§ **OBJECTIVE**: Reproduce the part of the data that opens with its first line and closes with the line containing "colorbar-boundary-tick xyxy=(1047,934,1052,935)", switching every "colorbar-band" to "legend-band" and leaving everything else unchanged.

§ **DATASET CONTENT**:

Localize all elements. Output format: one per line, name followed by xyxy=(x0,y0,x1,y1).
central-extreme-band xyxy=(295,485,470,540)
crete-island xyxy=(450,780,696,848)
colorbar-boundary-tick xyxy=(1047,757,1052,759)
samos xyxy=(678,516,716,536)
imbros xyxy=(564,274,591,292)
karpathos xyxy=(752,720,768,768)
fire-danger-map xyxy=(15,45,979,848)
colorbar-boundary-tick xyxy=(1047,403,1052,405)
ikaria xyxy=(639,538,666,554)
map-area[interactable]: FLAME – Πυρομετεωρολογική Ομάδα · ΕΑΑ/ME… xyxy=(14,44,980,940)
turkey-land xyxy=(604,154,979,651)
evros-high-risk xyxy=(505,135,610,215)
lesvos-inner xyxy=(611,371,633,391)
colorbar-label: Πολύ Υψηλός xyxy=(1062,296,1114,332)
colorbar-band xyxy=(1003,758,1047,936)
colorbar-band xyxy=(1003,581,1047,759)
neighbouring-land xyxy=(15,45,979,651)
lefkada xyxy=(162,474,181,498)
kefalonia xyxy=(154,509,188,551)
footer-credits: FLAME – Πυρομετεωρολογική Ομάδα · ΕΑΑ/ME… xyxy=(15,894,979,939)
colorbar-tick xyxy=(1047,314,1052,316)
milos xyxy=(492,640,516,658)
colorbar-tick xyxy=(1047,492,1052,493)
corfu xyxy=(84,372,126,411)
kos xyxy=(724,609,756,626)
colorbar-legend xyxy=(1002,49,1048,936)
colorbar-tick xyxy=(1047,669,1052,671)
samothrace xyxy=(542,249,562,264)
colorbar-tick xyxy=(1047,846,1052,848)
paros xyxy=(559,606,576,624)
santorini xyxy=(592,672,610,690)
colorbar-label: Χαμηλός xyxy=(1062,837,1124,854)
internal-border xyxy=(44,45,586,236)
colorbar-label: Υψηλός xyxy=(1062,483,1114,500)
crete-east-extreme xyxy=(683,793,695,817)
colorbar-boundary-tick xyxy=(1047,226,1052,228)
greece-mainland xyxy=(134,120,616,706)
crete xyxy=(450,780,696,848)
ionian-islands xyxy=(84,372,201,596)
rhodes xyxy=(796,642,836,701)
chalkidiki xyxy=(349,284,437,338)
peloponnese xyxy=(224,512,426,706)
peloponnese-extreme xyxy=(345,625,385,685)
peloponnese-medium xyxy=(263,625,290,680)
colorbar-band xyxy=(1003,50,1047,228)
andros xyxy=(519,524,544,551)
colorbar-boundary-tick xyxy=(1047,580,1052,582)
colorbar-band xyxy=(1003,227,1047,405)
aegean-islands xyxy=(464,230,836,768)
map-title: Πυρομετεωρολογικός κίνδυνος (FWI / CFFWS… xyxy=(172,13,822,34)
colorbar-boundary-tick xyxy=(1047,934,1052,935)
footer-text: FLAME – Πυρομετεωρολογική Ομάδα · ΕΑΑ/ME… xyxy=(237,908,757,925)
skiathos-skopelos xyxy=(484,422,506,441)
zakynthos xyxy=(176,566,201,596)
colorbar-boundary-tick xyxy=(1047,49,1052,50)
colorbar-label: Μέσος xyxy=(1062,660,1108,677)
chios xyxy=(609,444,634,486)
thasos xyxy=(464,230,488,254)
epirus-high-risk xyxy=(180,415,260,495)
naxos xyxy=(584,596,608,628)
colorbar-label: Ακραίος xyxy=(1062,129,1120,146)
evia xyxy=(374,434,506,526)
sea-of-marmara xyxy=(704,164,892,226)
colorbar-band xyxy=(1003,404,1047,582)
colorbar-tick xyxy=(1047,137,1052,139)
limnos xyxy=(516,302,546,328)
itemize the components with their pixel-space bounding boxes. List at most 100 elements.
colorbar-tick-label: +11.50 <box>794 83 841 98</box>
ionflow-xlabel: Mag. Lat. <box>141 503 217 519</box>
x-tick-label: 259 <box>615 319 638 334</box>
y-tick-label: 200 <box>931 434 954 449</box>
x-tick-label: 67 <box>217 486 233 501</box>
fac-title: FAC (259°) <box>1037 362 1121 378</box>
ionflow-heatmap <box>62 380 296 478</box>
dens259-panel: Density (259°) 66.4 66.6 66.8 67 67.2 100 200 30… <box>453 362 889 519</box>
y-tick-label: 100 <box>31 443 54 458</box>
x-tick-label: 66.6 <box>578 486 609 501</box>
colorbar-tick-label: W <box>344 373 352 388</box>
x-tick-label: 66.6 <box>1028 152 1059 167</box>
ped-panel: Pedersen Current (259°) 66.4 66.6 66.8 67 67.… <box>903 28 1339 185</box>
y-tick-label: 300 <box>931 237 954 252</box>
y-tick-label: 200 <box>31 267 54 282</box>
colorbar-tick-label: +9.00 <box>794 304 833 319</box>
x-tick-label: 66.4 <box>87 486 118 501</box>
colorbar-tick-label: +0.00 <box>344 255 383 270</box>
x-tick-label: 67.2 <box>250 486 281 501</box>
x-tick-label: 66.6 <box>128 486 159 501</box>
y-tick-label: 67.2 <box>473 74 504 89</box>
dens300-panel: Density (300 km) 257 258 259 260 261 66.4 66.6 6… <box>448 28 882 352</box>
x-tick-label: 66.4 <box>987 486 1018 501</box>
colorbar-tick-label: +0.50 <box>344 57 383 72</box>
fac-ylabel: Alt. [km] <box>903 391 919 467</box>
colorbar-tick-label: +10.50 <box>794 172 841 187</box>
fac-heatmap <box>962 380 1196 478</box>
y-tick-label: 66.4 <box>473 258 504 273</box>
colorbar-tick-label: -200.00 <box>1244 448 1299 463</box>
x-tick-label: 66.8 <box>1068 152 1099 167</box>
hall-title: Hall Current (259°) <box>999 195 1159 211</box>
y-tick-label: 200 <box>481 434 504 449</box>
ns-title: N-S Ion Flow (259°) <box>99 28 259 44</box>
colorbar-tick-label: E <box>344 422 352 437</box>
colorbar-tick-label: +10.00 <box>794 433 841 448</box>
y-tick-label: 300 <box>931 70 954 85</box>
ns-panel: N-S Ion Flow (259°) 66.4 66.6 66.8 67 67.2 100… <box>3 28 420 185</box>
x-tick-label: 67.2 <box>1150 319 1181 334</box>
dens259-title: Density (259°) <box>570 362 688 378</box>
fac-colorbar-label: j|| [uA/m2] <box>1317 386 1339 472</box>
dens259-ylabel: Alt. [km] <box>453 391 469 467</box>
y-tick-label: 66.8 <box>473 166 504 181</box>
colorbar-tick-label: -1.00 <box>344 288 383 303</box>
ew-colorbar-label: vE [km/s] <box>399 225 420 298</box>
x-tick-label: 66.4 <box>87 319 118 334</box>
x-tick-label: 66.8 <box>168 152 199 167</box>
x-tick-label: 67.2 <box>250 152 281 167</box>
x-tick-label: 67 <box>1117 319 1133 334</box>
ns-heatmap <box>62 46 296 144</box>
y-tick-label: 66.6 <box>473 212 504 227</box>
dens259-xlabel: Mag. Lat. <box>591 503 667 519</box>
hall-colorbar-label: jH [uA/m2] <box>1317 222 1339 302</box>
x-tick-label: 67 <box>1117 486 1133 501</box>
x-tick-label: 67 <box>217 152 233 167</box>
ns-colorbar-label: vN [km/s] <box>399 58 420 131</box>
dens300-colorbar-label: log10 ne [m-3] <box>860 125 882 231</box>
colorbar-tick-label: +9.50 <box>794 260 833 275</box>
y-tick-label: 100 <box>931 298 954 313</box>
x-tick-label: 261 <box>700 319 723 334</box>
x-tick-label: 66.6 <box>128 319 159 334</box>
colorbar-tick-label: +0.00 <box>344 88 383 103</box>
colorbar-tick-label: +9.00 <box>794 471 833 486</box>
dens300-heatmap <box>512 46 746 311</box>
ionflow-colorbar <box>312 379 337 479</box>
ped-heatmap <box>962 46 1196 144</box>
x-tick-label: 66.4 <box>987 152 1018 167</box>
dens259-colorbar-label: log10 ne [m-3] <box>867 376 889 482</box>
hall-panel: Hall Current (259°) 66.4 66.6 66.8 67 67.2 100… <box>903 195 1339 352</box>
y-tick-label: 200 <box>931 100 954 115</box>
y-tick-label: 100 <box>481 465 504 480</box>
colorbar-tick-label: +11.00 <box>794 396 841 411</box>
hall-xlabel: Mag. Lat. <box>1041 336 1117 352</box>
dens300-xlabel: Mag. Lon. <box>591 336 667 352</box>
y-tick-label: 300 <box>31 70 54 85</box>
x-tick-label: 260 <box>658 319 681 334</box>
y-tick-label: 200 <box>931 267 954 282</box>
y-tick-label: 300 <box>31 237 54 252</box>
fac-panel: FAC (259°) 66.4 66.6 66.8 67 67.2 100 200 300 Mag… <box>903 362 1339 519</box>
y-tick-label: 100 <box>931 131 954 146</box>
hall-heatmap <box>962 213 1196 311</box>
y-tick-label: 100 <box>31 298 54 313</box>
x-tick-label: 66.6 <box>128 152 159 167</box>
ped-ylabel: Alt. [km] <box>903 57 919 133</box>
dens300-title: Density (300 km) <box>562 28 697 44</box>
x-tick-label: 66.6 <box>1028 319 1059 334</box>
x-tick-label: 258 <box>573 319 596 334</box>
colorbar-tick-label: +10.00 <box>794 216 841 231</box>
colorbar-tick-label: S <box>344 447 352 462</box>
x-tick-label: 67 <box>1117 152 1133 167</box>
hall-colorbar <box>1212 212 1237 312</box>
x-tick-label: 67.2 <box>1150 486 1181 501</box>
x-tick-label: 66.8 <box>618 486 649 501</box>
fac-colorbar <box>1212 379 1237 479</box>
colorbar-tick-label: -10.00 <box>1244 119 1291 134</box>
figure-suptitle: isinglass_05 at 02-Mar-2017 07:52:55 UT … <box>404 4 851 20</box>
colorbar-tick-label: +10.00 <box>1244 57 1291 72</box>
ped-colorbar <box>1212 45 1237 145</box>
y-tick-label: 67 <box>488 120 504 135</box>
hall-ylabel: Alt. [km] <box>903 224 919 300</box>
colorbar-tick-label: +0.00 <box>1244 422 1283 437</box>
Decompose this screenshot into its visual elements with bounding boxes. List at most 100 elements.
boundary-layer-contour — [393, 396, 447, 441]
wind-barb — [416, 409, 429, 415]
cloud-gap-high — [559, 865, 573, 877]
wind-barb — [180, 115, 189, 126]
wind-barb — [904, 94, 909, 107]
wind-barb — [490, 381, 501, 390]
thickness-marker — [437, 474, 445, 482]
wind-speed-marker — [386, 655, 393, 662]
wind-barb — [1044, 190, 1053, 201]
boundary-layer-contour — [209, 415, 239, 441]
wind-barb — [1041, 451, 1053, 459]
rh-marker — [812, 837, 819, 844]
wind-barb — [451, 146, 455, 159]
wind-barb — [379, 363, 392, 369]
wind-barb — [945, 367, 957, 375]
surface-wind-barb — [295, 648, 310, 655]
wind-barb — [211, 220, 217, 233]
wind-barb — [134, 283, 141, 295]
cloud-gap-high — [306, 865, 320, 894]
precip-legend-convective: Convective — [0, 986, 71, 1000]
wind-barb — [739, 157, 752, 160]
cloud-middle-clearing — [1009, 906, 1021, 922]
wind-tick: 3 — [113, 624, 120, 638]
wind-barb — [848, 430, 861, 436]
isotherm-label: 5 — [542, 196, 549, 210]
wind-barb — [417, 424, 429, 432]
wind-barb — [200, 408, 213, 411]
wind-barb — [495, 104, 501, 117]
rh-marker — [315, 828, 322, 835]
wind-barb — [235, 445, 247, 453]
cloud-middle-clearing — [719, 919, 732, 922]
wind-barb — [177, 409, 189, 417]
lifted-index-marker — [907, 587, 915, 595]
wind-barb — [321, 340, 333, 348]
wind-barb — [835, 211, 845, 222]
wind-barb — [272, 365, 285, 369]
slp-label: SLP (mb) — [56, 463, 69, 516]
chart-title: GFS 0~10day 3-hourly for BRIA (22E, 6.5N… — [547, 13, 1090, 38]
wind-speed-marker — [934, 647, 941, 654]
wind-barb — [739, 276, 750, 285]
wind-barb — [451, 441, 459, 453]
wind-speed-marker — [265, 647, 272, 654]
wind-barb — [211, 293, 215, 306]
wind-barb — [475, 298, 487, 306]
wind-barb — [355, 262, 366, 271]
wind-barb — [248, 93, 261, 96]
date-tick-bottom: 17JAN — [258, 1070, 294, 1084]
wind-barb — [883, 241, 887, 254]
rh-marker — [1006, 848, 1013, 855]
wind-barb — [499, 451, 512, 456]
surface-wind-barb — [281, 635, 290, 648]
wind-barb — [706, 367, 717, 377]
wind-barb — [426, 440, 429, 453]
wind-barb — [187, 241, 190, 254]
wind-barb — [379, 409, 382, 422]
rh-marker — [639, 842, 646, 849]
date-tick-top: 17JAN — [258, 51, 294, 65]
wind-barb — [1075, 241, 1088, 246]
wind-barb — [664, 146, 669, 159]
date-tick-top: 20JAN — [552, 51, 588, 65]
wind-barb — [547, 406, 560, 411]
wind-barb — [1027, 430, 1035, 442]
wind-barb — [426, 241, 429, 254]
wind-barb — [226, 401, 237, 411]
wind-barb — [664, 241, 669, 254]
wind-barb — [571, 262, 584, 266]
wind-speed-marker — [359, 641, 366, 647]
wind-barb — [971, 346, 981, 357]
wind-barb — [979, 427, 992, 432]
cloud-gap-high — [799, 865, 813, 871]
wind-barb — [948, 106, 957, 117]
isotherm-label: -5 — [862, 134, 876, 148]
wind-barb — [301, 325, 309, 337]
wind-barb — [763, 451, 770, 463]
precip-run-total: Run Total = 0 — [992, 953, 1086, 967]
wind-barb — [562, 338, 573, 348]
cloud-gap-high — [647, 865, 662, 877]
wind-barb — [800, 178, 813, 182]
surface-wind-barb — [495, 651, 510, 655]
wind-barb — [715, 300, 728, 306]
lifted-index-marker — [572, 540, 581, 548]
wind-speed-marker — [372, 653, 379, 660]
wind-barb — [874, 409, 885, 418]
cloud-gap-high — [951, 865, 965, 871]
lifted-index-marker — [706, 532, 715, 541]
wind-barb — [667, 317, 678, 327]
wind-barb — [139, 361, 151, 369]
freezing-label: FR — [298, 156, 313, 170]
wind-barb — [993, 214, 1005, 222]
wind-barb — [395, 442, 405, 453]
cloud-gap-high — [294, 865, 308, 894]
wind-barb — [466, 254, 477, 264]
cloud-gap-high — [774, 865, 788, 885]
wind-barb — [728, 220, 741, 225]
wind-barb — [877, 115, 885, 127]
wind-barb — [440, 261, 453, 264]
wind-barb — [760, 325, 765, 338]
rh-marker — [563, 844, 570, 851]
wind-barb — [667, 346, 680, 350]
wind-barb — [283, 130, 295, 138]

§ **RESULT BELOW**:
Localize all elements. Output format: one per line, name followed by xyxy=(x0,y0,x1,y1).
central-extreme-band xyxy=(295,485,470,540)
crete-island xyxy=(450,780,696,848)
colorbar-boundary-tick xyxy=(1047,757,1052,759)
samos xyxy=(678,516,716,536)
imbros xyxy=(564,274,591,292)
karpathos xyxy=(752,720,768,768)
fire-danger-map xyxy=(15,45,979,848)
colorbar-boundary-tick xyxy=(1047,403,1052,405)
ikaria xyxy=(639,538,666,554)
map-area[interactable]: FLAME – Πυρομετεωρολογική Ομάδα · ΕΑΑ/ME… xyxy=(14,44,980,940)
turkey-land xyxy=(604,154,979,651)
evros-high-risk xyxy=(505,135,610,215)
lesvos-inner xyxy=(611,371,633,391)
colorbar-label: Πολύ Υψηλός xyxy=(1062,296,1114,332)
legend-band xyxy=(1003,758,1047,936)
legend-band xyxy=(1003,581,1047,759)
neighbouring-land xyxy=(15,45,979,651)
lefkada xyxy=(162,474,181,498)
kefalonia xyxy=(154,509,188,551)
footer-credits: FLAME – Πυρομετεωρολογική Ομάδα · ΕΑΑ/ME… xyxy=(15,894,979,939)
colorbar-tick xyxy=(1047,314,1052,316)
milos xyxy=(492,640,516,658)
colorbar-tick xyxy=(1047,492,1052,493)
corfu xyxy=(84,372,126,411)
kos xyxy=(724,609,756,626)
colorbar-legend xyxy=(1002,49,1048,936)
colorbar-tick xyxy=(1047,669,1052,671)
samothrace xyxy=(542,249,562,264)
colorbar-tick xyxy=(1047,846,1052,848)
paros xyxy=(559,606,576,624)
santorini xyxy=(592,672,610,690)
colorbar-label: Χαμηλός xyxy=(1062,837,1124,854)
internal-border xyxy=(44,45,586,236)
colorbar-label: Υψηλός xyxy=(1062,483,1114,500)
crete-east-extreme xyxy=(683,793,695,817)
colorbar-boundary-tick xyxy=(1047,226,1052,228)
greece-mainland xyxy=(134,120,616,706)
crete xyxy=(450,780,696,848)
ionian-islands xyxy=(84,372,201,596)
rhodes xyxy=(796,642,836,701)
chalkidiki xyxy=(349,284,437,338)
peloponnese xyxy=(224,512,426,706)
peloponnese-extreme xyxy=(345,625,385,685)
peloponnese-medium xyxy=(263,625,290,680)
legend-band xyxy=(1003,50,1047,228)
andros xyxy=(519,524,544,551)
colorbar-boundary-tick xyxy=(1047,580,1052,582)
legend-band xyxy=(1003,227,1047,405)
aegean-islands xyxy=(464,230,836,768)
map-title: Πυρομετεωρολογικός κίνδυνος (FWI / CFFWS… xyxy=(172,13,822,34)
colorbar-boundary-tick xyxy=(1047,934,1052,935)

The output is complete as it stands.